Stored data entries:
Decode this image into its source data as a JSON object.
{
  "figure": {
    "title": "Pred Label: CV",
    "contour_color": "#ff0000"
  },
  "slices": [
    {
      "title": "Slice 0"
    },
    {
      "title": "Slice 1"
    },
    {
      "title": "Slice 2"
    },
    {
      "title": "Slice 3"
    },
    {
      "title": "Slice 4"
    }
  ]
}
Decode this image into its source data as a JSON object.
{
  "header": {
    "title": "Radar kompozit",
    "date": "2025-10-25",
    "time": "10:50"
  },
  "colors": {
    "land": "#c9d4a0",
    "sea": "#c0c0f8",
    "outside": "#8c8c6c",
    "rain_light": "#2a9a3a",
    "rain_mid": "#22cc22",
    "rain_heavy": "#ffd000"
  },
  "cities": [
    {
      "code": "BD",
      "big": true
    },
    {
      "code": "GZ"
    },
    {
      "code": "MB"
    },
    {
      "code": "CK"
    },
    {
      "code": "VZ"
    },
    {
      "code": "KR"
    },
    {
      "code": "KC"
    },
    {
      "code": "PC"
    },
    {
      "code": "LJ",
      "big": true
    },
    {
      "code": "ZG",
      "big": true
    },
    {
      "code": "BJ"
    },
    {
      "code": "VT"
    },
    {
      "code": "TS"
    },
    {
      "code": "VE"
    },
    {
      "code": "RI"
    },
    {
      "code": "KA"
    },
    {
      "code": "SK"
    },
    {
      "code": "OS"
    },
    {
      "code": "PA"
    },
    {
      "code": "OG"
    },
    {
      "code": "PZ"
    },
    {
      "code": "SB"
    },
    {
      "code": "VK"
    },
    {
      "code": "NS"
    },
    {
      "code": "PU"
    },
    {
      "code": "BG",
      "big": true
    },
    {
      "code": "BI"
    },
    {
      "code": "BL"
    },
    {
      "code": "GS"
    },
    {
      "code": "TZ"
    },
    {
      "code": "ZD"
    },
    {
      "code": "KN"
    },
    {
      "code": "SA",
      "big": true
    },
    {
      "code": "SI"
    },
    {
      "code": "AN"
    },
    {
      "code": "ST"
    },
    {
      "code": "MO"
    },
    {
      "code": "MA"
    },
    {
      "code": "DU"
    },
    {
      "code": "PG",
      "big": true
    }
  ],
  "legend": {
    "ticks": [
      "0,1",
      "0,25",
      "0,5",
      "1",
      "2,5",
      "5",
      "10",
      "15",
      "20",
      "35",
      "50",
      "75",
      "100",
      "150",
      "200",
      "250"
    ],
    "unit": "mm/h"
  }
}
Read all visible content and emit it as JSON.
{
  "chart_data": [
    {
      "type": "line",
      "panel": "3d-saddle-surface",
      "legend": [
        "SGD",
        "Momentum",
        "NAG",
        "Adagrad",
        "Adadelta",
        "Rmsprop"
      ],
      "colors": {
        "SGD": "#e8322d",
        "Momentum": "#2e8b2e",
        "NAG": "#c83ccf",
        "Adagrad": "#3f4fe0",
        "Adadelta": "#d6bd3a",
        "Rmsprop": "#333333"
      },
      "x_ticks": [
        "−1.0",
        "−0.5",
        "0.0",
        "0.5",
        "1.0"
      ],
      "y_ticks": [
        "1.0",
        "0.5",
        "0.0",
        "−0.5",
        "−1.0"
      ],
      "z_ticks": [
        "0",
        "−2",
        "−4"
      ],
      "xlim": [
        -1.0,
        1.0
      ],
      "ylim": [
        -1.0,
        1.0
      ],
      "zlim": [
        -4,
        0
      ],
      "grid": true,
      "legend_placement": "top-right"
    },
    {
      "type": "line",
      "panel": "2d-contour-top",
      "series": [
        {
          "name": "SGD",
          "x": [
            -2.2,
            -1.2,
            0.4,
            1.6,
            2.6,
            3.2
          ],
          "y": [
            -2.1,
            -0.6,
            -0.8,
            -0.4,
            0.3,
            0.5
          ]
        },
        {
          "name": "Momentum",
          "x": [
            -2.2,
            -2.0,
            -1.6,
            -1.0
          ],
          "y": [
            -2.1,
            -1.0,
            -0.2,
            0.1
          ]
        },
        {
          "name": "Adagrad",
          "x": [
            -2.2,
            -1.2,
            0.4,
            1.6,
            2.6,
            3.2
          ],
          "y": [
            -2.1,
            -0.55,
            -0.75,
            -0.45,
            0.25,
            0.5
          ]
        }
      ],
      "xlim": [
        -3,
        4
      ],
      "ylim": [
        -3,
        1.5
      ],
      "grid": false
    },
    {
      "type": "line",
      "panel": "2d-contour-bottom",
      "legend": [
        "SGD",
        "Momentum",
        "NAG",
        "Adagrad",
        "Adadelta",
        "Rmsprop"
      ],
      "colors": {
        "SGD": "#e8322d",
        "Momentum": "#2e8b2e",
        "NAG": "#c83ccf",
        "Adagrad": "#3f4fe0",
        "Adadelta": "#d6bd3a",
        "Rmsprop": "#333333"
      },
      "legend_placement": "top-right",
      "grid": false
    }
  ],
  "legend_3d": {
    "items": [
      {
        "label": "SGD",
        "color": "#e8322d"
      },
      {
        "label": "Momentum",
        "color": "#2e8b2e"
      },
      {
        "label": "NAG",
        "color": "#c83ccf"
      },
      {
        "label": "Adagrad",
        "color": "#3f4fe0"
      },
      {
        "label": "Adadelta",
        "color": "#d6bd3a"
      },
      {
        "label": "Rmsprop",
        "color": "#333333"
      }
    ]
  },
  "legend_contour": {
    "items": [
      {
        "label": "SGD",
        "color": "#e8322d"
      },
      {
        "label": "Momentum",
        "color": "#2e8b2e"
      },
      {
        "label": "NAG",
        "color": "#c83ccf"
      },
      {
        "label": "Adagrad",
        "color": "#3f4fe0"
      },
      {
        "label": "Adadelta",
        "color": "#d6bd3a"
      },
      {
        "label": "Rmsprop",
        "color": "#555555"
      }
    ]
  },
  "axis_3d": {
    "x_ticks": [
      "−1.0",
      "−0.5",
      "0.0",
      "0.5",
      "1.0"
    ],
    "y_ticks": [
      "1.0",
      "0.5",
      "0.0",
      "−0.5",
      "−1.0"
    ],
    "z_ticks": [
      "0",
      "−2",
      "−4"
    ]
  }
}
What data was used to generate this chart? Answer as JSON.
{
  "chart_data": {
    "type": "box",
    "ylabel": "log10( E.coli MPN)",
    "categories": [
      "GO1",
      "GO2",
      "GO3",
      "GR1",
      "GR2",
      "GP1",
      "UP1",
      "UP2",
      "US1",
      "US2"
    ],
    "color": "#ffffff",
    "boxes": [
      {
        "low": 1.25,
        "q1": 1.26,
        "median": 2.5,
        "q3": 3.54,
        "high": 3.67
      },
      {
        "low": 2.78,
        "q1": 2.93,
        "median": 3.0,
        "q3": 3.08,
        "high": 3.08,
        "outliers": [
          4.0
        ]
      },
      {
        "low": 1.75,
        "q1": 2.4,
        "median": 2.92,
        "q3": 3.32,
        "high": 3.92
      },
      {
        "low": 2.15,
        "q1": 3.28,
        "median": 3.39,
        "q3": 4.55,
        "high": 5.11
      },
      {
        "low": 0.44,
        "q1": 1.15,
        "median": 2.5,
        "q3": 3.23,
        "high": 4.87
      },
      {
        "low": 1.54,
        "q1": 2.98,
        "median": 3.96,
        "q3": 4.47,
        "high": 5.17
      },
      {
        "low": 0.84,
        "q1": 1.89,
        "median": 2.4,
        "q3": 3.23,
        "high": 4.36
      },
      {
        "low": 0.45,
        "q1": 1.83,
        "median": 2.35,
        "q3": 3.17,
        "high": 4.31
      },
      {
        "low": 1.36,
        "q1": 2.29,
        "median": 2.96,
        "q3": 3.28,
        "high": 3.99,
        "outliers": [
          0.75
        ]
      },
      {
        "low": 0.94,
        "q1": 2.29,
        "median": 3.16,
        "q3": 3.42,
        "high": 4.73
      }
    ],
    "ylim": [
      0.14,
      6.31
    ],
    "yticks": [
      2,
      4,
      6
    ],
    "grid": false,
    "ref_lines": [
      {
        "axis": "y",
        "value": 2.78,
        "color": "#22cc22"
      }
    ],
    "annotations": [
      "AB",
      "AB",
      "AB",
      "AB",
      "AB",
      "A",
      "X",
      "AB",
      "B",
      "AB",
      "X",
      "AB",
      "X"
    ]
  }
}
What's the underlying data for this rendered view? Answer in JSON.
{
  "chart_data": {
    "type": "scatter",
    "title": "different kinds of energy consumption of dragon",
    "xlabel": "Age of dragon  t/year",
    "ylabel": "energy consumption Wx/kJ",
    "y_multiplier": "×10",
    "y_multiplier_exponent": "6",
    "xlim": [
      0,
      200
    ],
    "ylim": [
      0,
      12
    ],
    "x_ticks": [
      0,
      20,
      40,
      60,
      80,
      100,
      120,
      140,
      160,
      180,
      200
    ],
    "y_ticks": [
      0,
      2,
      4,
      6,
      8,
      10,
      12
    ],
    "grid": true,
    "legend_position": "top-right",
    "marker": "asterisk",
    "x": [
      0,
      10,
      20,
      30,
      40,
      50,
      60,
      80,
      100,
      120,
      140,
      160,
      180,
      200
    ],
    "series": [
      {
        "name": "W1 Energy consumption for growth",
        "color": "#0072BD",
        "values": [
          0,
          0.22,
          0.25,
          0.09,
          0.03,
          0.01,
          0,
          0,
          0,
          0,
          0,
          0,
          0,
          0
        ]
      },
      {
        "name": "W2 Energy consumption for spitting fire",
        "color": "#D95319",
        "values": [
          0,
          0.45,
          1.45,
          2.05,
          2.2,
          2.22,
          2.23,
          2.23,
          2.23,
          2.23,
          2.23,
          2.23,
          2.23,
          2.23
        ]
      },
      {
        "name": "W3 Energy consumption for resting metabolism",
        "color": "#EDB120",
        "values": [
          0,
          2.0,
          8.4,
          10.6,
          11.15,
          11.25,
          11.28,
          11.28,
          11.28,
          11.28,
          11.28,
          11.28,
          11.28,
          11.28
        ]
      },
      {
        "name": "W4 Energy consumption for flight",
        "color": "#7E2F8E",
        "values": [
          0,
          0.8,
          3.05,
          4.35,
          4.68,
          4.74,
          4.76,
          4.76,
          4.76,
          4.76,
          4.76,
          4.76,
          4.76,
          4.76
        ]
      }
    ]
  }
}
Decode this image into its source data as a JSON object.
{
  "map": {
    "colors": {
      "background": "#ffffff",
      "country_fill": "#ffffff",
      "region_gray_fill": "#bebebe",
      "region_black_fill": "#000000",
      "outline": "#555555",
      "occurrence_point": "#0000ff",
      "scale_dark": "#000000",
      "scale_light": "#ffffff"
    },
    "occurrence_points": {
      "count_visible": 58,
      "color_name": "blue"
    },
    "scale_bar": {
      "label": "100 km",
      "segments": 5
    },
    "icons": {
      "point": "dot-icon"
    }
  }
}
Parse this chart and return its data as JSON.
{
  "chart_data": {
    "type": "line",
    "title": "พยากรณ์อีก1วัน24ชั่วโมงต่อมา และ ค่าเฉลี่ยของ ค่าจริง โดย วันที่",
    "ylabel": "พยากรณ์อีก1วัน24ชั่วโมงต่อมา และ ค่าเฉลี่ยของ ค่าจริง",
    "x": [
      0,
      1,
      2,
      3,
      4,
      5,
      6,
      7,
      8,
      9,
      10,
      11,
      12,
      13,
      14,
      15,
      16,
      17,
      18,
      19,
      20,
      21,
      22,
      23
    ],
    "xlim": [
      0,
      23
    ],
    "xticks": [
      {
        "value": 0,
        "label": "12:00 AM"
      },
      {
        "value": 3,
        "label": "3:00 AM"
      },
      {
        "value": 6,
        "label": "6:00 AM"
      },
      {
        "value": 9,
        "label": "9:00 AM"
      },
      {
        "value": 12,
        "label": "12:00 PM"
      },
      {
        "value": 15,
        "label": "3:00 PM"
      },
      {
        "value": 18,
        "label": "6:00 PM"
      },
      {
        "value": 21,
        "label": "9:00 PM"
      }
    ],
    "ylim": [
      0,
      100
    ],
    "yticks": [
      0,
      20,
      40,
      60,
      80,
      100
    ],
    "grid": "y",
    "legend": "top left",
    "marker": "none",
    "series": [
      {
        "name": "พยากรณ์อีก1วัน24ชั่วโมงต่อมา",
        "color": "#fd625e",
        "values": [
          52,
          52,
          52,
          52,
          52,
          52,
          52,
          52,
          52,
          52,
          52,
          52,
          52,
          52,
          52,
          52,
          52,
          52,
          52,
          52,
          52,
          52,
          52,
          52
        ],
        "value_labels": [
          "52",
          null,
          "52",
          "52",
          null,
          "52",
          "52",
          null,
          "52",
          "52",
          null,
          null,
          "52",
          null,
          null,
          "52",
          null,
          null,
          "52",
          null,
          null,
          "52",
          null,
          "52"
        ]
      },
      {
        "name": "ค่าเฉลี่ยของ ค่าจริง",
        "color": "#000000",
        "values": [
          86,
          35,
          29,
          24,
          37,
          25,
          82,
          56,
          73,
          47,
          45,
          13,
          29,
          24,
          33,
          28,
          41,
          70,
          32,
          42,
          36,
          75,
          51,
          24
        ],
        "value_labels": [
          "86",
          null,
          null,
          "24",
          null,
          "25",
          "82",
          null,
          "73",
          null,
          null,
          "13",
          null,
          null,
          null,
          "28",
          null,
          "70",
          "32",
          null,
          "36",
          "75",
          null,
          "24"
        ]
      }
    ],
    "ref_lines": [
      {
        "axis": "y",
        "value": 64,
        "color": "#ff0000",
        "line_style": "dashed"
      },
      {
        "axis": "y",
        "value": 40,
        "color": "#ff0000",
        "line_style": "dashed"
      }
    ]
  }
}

## Requirements
Track down every line of the material containing the string "วโมงต", and copy it.

## Response
    "title": "พยากรณ์อีก1วัน24ชั่วโมงต่อมา และ ค่าเฉลี่ยของ ค่าจริง โดย วันที่",
    "ylabel": "พยากรณ์อีก1วัน24ชั่วโมงต่อมา และ ค่าเฉลี่ยของ ค่าจริง",
        "name": "พยากรณ์อีก1วัน24ชั่วโมงต่อมา",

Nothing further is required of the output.